Given instruction: Below are some records: retype them all exactly, but not the pictures.

Stored entries
* START *
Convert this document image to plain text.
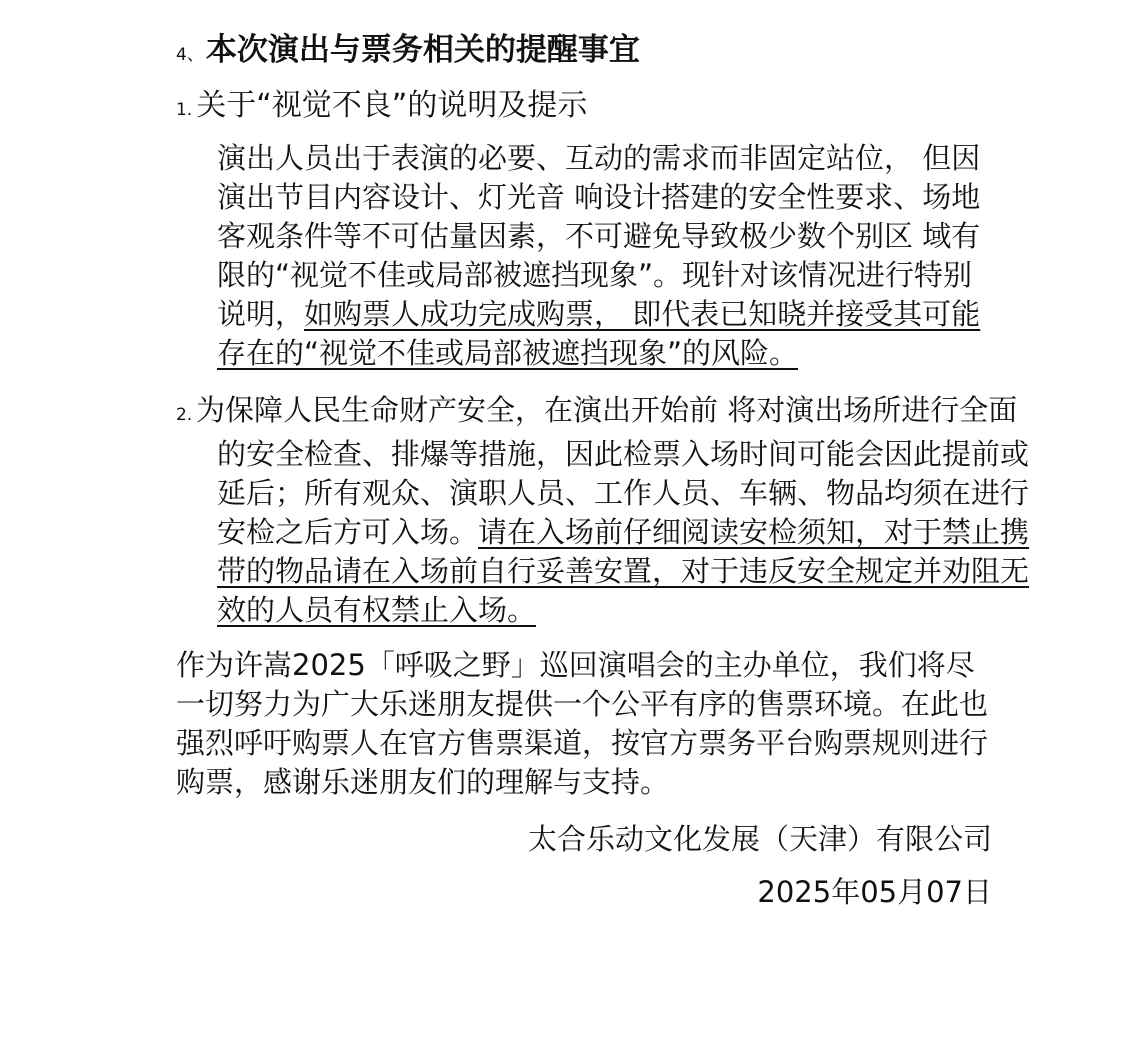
4、本次演出与票务相关的提醒事宜
1. 关于“视觉不良”的说明及提示

演出人员出于表演的必要、互动的需求而非固定站位， 但因演出节目内容设计、灯光音 响设计搭建的安全性要求、场地客观条件等不可估量因素，不可避免导致极少数个别区 域有限的“视觉不佳或局部被遮挡现象”。现针对该情况进行特别说明，如购票人成功完成购票， 即代表已知晓并接受其可能存在的“视觉不佳或局部被遮挡现象”的风险。

2. 为保障人民生命财产安全，在演出开始前 将对演出场所进行全面的安全检查、排爆等措施，因此检票入场时间可能会因此提前或延后；所有观众、演职人员、工作人员、车辆、物品均须在进行安检之后方可入场。请在入场前仔细阅读安检须知，对于禁止携带的物品请在入场前自行妥善安置，对于违反安全规定并劝阻无效的人员有权禁止入场。

作为许嵩2025「呼吸之野」巡回演唱会的主办单位，我们将尽一切努力为广大乐迷朋友提供一个公平有序的售票环境。在此也强烈呼吁购票人在官方售票渠道，按官方票务平台购票规则进行购票，感谢乐迷朋友们的理解与支持。

太合乐动文化发展（天津）有限公司
2025年05月07日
* END *
Result below:
Convert this document image to plain text.
4、本次演出与票务相关的提醒事宜
1. 关于“视觉不良”的说明及提示

演出人员出于表演的必要、互动的需求而非固定站位， 但因演出节目内容设计、灯光音 响设计搭建的安全性要求、场地客观条件等不可估量因素，不可避免导致极少数个别区 域有限的“视觉不佳或局部被遮挡现象”。现针对该情况进行特别说明，如购票人成功完成购票， 即代表已知晓并接受其可能存在的“视觉不佳或局部被遮挡现象”的风险。

2. 为保障人民生命财产安全，在演出开始前 将对演出场所进行全面的安全检查、排爆等措施，因此检票入场时间可能会因此提前或延后；所有观众、演职人员、工作人员、车辆、物品均须在进行安检之后方可入场。请在入场前仔细阅读安检须知，对于禁止携带的物品请在入场前自行妥善安置，对于违反安全规定并劝阻无效的人员有权禁止入场。

作为许嵩2025「呼吸之野」巡回演唱会的主办单位，我们将尽一切努力为广大乐迷朋友提供一个公平有序的售票环境。在此也强烈呼吁购票人在官方售票渠道，按官方票务平台购票规则进行购票，感谢乐迷朋友们的理解与支持。

太合乐动文化发展（天津）有限公司
2025年05月07日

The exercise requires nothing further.